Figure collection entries
◆ ◆ ◆ ◆
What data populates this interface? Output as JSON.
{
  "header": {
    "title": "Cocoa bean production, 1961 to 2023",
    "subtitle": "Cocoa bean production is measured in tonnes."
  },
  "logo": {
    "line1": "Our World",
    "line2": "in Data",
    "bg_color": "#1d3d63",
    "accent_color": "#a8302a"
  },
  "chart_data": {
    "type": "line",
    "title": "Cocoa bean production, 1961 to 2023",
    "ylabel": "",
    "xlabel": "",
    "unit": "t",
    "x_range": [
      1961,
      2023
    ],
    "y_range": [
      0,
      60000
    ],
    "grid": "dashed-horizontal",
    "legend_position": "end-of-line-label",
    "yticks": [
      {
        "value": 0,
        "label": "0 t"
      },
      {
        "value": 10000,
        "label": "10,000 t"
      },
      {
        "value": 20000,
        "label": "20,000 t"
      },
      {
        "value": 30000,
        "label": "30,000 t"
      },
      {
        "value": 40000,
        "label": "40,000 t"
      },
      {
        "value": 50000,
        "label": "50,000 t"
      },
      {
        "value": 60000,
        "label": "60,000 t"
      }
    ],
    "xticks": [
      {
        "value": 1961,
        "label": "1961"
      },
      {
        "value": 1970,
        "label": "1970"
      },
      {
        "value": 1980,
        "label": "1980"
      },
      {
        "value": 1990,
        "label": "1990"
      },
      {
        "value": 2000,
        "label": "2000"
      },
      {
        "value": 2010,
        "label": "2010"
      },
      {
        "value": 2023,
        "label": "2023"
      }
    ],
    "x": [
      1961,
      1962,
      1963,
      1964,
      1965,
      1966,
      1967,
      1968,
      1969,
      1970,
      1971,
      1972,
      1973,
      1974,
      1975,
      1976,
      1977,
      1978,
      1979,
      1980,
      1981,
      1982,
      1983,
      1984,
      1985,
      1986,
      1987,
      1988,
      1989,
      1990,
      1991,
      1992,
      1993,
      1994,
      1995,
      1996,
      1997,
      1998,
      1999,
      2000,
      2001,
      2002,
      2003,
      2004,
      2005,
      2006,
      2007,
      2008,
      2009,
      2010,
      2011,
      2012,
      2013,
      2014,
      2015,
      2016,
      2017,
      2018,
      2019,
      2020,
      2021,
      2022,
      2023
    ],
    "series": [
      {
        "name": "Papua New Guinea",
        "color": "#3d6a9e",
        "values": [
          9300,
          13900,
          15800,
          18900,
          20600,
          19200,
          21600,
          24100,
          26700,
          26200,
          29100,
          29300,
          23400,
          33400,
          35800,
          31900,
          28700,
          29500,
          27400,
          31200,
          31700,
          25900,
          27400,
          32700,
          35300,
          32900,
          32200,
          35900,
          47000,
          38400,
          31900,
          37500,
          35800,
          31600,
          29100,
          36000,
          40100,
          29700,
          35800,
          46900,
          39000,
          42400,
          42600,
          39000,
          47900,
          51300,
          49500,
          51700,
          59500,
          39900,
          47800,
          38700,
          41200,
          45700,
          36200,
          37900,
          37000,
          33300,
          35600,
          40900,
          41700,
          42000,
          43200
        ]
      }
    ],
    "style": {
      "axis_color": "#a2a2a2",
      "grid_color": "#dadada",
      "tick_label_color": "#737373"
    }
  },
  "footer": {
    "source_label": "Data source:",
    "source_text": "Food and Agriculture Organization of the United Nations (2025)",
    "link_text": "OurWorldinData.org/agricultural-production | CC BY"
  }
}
◆ ◆ ◆ ◆
**What you should do:** Report how many lines in these entries contain "production". Answer with the number only.

**Answer:** 4